### Records for processing
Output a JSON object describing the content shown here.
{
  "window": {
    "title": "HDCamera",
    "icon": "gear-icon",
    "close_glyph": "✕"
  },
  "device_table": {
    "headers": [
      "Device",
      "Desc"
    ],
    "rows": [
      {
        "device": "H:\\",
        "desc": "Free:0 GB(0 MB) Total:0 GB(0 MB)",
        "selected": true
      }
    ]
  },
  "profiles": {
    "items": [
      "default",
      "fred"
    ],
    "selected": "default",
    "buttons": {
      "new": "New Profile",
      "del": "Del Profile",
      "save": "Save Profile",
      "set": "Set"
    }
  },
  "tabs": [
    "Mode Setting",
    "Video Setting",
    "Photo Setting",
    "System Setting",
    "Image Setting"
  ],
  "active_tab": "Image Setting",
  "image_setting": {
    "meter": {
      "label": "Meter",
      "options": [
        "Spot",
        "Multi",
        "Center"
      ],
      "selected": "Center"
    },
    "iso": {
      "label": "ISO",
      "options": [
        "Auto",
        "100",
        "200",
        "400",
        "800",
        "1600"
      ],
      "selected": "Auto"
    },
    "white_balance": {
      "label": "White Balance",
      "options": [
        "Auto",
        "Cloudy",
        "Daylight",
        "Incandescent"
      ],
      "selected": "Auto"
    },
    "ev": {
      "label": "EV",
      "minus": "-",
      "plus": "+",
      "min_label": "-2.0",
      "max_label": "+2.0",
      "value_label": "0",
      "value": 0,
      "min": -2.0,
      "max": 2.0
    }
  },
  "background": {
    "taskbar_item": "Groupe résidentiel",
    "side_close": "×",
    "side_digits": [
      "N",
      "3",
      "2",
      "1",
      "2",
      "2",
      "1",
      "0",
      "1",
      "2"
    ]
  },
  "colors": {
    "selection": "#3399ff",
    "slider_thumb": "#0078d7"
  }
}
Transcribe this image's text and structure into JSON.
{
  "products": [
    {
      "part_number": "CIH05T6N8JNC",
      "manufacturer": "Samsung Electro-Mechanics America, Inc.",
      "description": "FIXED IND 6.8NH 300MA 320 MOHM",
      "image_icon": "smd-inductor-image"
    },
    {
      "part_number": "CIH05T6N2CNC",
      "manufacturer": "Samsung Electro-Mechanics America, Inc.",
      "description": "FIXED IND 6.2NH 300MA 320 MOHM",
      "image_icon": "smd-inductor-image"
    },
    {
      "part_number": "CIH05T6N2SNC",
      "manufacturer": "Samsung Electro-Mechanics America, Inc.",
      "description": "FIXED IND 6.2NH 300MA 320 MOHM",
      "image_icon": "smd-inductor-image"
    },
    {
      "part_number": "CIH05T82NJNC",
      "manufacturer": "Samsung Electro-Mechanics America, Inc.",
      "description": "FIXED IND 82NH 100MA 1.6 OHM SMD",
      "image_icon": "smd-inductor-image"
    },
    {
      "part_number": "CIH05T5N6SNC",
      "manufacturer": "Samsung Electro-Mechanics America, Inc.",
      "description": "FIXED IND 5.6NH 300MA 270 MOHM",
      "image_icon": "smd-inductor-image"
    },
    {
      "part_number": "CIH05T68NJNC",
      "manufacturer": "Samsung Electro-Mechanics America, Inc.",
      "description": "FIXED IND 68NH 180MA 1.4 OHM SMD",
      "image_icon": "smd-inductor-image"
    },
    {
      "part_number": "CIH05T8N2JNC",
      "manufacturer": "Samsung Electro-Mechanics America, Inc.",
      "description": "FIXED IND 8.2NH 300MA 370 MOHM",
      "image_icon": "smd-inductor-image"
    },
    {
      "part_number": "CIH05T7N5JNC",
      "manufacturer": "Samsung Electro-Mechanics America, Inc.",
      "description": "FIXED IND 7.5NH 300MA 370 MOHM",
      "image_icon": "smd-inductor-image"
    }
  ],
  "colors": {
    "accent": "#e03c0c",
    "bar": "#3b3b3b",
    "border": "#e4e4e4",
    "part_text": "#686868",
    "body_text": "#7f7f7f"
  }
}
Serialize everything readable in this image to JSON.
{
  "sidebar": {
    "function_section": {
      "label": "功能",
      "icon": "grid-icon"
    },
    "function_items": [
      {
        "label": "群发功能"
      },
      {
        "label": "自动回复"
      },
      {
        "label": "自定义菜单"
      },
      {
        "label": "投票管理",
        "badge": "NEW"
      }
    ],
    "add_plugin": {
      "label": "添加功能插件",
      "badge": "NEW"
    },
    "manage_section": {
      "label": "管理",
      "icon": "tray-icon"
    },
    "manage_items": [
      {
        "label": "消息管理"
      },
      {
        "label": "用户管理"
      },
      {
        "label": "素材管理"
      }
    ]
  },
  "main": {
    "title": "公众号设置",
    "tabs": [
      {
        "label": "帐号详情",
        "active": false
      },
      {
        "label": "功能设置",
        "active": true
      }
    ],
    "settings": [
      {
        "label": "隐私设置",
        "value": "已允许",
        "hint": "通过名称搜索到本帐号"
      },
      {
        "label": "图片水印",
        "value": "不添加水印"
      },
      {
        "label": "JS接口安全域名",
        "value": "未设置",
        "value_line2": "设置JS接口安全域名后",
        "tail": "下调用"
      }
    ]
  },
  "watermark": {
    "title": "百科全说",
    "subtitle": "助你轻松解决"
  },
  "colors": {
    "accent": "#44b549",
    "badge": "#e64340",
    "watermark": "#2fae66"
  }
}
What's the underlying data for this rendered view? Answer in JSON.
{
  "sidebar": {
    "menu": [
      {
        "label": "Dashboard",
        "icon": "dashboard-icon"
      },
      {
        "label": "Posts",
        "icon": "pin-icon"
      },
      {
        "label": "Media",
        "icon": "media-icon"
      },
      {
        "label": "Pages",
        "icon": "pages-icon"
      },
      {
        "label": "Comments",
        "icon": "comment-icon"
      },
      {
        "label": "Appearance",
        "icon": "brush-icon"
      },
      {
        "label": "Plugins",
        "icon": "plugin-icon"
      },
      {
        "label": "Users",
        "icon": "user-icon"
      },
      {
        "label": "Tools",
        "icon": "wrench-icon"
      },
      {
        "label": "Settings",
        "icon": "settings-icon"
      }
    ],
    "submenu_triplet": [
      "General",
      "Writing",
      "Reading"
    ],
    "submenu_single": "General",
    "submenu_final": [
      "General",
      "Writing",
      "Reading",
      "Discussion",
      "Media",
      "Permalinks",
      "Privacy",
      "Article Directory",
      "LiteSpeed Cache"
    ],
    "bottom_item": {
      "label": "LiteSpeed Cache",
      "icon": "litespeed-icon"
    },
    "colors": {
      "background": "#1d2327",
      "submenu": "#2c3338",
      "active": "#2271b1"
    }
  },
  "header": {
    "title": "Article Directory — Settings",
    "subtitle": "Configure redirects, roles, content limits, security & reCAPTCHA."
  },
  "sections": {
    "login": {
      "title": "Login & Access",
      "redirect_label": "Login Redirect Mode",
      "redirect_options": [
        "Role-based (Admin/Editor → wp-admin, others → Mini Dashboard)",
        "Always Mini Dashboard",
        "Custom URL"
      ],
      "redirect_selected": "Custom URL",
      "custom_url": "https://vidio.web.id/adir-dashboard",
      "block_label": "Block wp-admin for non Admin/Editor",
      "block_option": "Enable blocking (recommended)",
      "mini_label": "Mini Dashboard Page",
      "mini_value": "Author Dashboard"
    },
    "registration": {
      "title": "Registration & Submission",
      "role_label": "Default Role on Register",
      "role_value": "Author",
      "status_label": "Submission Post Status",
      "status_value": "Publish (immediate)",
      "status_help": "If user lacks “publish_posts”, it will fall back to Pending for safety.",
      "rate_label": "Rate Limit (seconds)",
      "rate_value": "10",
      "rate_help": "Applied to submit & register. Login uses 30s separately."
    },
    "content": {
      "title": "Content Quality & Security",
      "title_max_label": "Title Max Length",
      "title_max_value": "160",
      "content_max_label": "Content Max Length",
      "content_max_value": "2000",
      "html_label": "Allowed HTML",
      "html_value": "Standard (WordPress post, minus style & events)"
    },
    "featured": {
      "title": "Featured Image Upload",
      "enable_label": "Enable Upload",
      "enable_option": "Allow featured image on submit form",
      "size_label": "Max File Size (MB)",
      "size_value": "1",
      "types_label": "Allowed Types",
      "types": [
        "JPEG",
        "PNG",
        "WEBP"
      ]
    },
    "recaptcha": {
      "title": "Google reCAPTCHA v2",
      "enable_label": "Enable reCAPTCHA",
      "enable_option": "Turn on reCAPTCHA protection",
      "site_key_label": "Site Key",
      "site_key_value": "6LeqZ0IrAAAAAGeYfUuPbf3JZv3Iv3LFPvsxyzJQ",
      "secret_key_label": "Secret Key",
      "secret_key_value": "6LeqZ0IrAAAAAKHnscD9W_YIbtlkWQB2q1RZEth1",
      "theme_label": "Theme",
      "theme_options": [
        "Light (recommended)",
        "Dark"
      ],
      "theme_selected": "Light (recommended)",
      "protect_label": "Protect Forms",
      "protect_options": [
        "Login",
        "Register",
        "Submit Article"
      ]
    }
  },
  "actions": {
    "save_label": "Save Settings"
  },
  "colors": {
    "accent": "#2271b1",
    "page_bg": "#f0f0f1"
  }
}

### Given exercise
List the lines of the entries that include "Mode".

### Result of the exercise
    "Mode Setting",
      "redirect_label": "Login Redirect Mode",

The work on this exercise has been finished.